Beneath this sentence is a set of records; write each of them out exactly.

[Excerpt from a dataset]
──────

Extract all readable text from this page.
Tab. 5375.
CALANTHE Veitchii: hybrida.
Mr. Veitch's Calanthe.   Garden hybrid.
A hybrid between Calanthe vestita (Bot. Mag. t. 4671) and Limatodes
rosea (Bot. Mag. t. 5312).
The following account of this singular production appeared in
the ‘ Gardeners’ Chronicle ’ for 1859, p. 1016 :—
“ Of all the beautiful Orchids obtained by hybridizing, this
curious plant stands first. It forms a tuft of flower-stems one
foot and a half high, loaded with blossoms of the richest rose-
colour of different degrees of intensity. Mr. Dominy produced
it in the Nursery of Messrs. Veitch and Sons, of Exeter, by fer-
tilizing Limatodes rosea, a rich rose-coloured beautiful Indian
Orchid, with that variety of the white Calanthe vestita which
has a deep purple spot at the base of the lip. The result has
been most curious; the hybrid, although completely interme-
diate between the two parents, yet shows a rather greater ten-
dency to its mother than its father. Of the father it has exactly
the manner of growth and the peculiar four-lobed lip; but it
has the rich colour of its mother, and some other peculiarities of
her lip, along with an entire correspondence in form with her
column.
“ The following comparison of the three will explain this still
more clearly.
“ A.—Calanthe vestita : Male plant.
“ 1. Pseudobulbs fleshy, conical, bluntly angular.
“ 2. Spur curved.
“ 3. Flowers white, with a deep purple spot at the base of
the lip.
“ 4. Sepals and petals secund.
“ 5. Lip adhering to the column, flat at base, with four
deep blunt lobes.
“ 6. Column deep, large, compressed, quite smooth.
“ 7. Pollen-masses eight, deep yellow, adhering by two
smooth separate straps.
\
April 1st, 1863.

──────

**Solution to the exercise**
Extract all readable text from this page.
Tab. 5375.
CALANTHE Veitchii: hybrida.
Mr. Veitch's Calanthe.   Garden hybrid.
A hybrid between Calanthe vestita (Bot. Mag. t. 4671) and Limatodes
rosea (Bot. Mag. t. 5312).
The following account of this singular production appeared in
the ‘ Gardeners’ Chronicle ’ for 1859, p. 1016 :—
“ Of all the beautiful Orchids obtained by hybridizing, this
curious plant stands first. It forms a tuft of flower-stems one
foot and a half high, loaded with blossoms of the richest rose-
colour of different degrees of intensity. Mr. Dominy produced
it in the Nursery of Messrs. Veitch and Sons, of Exeter, by fer-
tilizing Limatodes rosea, a rich rose-coloured beautiful Indian
Orchid, with that variety of the white Calanthe vestita which
has a deep purple spot at the base of the lip. The result has
been most curious; the hybrid, although completely interme-
diate between the two parents, yet shows a rather greater ten-
dency to its mother than its father. Of the father it has exactly
the manner of growth and the peculiar four-lobed lip; but it
has the rich colour of its mother, and some other peculiarities of
her lip, along with an entire correspondence in form with her
column.
“ The following comparison of the three will explain this still
more clearly.
“ A.—Calanthe vestita : Male plant.
“ 1. Pseudobulbs fleshy, conical, bluntly angular.
“ 2. Spur curved.
“ 3. Flowers white, with a deep purple spot at the base of
the lip.
“ 4. Sepals and petals secund.
“ 5. Lip adhering to the column, flat at base, with four
deep blunt lobes.
“ 6. Column deep, large, compressed, quite smooth.
“ 7. Pollen-masses eight, deep yellow, adhering by two
smooth separate straps.
\
April 1st, 1863.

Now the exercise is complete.